◆ **Entries from a dataset**:

○ ○ ○ ○ ○

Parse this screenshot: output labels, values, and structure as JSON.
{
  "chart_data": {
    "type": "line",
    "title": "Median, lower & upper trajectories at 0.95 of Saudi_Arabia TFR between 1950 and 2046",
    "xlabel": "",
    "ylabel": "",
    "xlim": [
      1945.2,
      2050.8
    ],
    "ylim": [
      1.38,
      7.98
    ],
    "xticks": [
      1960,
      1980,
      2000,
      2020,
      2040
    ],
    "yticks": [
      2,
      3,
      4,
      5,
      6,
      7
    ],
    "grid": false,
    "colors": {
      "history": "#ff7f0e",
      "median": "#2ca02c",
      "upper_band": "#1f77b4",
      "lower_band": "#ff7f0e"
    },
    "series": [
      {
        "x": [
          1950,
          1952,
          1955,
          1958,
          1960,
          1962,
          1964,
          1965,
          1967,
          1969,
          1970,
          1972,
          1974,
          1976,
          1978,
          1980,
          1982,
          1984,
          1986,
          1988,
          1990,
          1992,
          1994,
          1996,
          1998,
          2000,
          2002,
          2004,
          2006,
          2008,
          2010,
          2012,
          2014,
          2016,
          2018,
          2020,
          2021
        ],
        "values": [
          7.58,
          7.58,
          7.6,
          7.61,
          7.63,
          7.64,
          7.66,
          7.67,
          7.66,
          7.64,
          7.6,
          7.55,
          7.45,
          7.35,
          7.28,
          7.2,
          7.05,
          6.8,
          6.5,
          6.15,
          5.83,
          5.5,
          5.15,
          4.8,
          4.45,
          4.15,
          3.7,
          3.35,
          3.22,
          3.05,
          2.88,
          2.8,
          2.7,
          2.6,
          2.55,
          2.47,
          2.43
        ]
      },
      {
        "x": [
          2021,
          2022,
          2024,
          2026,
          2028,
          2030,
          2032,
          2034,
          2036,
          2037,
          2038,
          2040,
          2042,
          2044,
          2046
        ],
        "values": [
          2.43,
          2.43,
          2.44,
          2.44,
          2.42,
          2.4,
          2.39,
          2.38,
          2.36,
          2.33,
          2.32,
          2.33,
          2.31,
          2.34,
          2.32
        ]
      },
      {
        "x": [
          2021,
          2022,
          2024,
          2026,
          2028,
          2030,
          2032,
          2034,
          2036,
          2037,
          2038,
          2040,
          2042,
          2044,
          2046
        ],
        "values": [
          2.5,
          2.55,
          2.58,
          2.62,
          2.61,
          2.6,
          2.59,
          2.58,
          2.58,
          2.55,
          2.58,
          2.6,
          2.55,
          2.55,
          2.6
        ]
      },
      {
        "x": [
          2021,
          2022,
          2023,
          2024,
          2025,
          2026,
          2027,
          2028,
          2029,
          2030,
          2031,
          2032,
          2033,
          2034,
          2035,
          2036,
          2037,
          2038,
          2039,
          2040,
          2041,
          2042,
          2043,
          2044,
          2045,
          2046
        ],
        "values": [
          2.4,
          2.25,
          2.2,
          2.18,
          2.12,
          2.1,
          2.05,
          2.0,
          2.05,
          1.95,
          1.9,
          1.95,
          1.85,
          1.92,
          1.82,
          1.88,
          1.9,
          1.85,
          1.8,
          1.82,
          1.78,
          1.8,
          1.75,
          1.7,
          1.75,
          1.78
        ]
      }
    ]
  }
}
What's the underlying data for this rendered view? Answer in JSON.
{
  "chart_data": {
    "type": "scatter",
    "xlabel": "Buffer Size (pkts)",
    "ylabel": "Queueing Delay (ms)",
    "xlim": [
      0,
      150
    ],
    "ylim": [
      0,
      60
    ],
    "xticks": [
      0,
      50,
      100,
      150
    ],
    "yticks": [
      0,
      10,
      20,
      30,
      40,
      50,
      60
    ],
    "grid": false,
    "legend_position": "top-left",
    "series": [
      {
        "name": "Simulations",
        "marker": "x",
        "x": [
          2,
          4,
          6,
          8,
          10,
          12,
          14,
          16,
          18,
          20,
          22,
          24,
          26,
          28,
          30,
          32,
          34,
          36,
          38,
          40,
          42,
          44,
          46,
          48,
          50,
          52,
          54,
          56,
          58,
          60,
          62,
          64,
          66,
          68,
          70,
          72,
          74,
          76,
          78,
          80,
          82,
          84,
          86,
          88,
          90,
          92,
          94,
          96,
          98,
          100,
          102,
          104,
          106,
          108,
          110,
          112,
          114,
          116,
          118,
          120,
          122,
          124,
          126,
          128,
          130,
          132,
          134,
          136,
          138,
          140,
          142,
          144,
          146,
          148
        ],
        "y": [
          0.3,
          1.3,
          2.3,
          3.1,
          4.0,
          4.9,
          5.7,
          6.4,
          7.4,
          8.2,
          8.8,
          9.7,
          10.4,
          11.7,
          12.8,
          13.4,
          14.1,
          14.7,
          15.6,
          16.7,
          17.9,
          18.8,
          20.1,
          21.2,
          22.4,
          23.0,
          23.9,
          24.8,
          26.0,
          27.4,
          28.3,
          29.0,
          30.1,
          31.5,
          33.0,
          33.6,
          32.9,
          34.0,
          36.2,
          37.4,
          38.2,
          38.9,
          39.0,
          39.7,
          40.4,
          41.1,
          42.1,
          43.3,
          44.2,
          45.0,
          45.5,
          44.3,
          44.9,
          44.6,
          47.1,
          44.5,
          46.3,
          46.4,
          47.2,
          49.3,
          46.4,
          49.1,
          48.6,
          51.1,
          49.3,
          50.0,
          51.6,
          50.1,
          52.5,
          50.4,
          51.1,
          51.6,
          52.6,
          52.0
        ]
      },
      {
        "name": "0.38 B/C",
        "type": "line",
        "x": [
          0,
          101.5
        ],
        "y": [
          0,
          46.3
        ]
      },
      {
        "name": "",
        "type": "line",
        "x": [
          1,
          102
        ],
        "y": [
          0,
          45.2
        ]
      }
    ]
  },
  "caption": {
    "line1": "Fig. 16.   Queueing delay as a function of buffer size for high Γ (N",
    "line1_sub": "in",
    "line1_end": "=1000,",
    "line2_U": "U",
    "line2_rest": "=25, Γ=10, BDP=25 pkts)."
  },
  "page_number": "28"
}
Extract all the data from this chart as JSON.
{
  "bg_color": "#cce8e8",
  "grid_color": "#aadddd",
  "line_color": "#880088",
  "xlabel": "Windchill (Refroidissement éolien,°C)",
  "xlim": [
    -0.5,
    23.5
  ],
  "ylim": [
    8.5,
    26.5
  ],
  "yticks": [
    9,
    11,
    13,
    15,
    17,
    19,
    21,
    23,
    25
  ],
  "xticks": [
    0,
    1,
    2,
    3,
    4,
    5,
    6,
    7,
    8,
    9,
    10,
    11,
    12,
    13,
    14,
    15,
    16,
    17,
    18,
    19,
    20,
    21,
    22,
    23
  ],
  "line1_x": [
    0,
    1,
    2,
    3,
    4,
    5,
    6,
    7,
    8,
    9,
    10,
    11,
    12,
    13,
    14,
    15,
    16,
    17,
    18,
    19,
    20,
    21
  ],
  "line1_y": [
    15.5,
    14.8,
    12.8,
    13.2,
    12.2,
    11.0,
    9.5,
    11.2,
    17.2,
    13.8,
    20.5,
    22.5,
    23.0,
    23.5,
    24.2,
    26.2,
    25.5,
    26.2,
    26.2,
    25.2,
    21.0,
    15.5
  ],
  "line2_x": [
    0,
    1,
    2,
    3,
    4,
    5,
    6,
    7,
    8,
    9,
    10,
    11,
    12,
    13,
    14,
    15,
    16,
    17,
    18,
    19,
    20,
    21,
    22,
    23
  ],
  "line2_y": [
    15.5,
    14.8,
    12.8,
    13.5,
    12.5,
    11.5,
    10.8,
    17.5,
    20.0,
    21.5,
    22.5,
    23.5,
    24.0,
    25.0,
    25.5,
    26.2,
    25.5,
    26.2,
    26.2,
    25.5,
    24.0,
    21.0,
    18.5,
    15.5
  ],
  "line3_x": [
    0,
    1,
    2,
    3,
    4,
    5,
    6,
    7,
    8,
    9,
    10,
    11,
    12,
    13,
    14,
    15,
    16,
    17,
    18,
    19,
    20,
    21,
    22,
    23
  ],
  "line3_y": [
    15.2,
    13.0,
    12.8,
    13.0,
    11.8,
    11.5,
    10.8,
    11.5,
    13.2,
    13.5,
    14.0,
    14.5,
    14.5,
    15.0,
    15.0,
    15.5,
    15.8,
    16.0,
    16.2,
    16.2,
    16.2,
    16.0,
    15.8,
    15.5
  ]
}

○ ○ ○ ○ ○

◆ **Written task**:
Using the listing, say how many lines include the word "this", and add nothing else.

◆ **The output**:
3